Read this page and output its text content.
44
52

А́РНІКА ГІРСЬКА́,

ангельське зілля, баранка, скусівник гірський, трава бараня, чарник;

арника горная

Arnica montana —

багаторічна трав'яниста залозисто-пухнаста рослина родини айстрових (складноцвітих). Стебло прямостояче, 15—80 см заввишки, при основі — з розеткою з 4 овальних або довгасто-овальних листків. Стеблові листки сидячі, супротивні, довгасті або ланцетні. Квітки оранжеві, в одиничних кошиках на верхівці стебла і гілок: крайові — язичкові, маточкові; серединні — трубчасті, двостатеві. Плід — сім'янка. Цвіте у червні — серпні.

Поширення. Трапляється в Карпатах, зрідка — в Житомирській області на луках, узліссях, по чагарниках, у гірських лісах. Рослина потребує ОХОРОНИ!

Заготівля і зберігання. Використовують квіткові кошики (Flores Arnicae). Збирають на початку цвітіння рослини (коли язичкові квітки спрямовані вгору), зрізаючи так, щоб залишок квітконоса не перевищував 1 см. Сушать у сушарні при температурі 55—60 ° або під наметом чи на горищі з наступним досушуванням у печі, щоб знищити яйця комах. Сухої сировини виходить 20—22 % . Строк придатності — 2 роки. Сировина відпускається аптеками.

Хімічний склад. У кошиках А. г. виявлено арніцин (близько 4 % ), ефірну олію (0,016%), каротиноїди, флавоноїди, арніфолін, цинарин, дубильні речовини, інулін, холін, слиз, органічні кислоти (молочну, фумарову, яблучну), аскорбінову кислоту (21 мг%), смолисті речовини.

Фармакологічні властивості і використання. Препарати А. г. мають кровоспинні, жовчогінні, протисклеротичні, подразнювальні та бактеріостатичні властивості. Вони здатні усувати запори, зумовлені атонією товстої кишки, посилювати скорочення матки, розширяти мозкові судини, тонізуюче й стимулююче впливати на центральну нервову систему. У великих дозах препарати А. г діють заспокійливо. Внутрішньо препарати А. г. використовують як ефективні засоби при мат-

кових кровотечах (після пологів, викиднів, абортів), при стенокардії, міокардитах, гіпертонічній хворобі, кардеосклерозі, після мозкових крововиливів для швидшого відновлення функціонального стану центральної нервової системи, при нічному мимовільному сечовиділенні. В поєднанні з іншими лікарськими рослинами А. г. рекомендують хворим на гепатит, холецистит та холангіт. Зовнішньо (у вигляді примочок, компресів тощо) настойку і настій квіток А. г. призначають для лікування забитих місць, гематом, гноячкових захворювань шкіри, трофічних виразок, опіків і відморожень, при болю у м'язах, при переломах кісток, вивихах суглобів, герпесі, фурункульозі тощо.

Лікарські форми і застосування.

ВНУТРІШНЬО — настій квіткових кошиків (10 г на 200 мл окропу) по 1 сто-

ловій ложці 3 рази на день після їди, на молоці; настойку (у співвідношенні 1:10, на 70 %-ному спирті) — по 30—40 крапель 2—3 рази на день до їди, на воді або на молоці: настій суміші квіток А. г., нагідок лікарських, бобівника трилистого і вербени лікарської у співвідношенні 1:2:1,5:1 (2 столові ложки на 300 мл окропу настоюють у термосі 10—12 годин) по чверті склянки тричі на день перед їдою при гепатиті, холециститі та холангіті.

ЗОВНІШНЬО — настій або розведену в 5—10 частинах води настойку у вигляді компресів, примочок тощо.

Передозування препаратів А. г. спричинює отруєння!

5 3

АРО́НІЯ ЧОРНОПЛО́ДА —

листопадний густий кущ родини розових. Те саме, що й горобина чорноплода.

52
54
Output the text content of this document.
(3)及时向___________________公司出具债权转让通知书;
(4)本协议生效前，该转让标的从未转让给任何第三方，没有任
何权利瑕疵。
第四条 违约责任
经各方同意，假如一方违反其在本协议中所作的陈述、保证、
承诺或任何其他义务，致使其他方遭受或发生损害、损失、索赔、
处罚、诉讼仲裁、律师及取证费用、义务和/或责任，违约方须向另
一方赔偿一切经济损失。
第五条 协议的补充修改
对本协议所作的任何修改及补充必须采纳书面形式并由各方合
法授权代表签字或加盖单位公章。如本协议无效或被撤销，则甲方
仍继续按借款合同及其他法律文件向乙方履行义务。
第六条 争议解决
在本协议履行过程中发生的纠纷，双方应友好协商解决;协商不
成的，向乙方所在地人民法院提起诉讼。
::::
## EXERCISE DESCRIPTION
Identify each line in the records above that contains the word "родини", and copy it out in full.

## RESULT OF THE TASK
багаторічна трав'яниста залозисто-пухнаста рослина родини айстрових (складноцвітих). Стебло прямостояче, 15—80 см заввишки, при основі — з розеткою з 4 овальних або довгасто-овальних листків. Стеблові листки сидячі, супротивні, довгасті або ланцетні. Квітки оранжеві, в одиничних кошиках на верхівці стебла і гілок: крайові — язичкові, маточкові; серединні — трубчасті, двостатеві. Плід — сім'янка. Цвіте у червні — серпні.
листопадний густий кущ родини розових. Те саме, що й горобина чорноплода.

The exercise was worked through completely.